Filter the listing below, copying every line in which the word "maar" appears.

##### RECORDS SHOWN #####

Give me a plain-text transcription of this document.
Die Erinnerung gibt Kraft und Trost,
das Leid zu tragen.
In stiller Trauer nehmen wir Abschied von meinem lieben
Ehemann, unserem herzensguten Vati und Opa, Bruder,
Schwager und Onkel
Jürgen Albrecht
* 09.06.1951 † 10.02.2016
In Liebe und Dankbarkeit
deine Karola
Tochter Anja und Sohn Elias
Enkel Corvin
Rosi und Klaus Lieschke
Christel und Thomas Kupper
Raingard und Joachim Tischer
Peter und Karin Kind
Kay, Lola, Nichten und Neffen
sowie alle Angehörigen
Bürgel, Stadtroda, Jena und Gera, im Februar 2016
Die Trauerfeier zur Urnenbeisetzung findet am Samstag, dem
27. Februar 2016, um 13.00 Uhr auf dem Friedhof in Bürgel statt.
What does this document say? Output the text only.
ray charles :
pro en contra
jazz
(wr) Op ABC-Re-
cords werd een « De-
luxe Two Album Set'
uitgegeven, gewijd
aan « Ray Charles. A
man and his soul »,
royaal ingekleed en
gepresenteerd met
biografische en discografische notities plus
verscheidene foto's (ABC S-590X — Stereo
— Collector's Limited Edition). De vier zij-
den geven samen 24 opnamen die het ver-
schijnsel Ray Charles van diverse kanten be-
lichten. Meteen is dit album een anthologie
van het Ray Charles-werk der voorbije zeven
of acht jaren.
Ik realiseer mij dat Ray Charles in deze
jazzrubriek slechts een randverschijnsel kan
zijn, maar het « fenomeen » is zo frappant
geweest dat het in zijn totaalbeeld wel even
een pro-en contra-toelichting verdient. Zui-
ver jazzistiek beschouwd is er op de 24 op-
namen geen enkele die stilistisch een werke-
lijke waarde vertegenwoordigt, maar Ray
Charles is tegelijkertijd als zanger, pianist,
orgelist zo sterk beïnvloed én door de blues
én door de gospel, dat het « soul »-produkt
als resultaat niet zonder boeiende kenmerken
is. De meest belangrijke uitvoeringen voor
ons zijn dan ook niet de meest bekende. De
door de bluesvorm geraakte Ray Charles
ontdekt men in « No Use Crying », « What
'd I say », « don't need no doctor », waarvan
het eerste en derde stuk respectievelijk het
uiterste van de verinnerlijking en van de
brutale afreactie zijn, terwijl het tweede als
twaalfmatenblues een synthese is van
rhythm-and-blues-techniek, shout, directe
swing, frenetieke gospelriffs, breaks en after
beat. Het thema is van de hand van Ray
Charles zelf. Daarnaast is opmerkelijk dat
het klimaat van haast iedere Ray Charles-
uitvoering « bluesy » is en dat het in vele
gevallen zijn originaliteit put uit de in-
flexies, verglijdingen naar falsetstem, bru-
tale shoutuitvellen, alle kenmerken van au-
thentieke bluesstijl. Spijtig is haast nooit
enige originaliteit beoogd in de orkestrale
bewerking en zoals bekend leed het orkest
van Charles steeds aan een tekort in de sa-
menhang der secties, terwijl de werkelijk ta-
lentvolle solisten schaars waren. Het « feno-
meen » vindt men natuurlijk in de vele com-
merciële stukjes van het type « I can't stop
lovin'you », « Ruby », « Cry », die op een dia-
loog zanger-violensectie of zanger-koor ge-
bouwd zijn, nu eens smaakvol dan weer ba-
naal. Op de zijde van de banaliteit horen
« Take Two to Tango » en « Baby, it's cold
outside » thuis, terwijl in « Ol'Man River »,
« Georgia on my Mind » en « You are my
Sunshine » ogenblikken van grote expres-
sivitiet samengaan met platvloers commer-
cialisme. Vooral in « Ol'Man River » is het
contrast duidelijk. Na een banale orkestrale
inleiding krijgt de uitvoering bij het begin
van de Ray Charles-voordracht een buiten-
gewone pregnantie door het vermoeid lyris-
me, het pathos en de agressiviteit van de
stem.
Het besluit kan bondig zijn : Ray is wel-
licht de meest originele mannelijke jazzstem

#####

- **RESPONSE BELOW**
zijn, maar het « fenomeen » is zo frappant
lijke waarde vertegenwoordigt, maar Ray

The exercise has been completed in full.